### Your instructions
Below is a listing; write it out exactly and drop any images from it.

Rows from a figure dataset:
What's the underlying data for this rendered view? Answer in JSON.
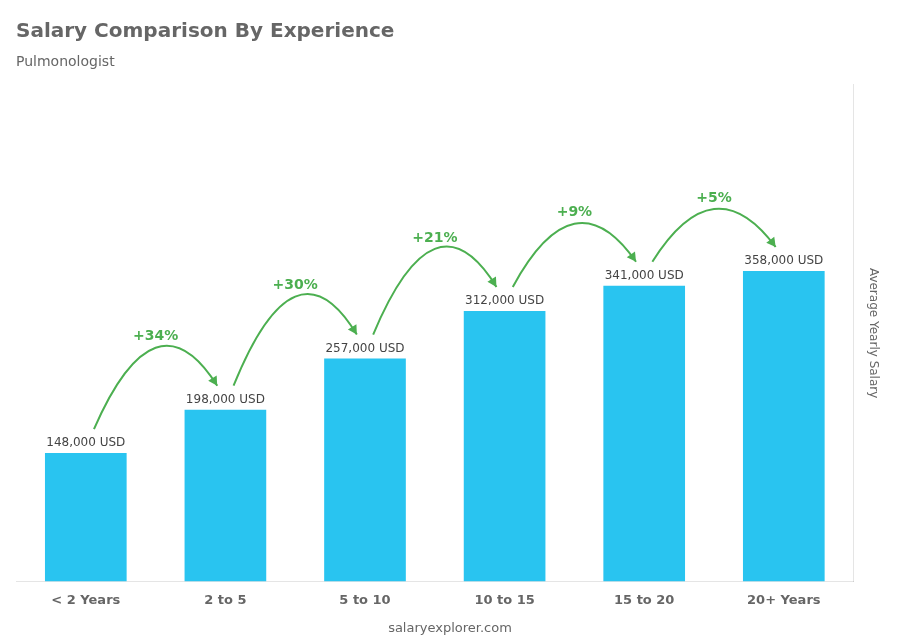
{
  "chart_data": {
    "type": "bar",
    "title": "Salary Comparison By Experience",
    "subtitle": "Pulmonologist",
    "y_label": "Average Yearly Salary",
    "categories": [
      "< 2 Years",
      "2 to 5",
      "5 to 10",
      "10 to 15",
      "15 to 20",
      "20+ Years"
    ],
    "values": [
      148000,
      198000,
      257000,
      312000,
      341000,
      358000
    ],
    "value_labels": [
      "148,000 USD",
      "198,000 USD",
      "257,000 USD",
      "312,000 USD",
      "341,000 USD",
      "358,000 USD"
    ],
    "data_labels": true,
    "annotations": [
      "+34%",
      "+30%",
      "+21%",
      "+9%",
      "+5%"
    ],
    "footer": "salaryexplorer.com",
    "color": "#29c4f0",
    "ylim": [
      0,
      572800
    ],
    "tick_labels": "x",
    "grid": false
  }
}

### Solution to this exercise
What's the underlying data for this rendered view? Answer in JSON.
{
  "chart_data": {
    "type": "bar",
    "title": "Salary Comparison By Experience",
    "subtitle": "Pulmonologist",
    "y_label": "Average Yearly Salary",
    "categories": [
      "< 2 Years",
      "2 to 5",
      "5 to 10",
      "10 to 15",
      "15 to 20",
      "20+ Years"
    ],
    "values": [
      148000,
      198000,
      257000,
      312000,
      341000,
      358000
    ],
    "value_labels": [
      "148,000 USD",
      "198,000 USD",
      "257,000 USD",
      "312,000 USD",
      "341,000 USD",
      "358,000 USD"
    ],
    "data_labels": true,
    "annotations": [
      "+34%",
      "+30%",
      "+21%",
      "+9%",
      "+5%"
    ],
    "footer": "salaryexplorer.com",
    "color": "#29c4f0",
    "ylim": [
      0,
      572800
    ],
    "tick_labels": "x",
    "grid": false
  }
}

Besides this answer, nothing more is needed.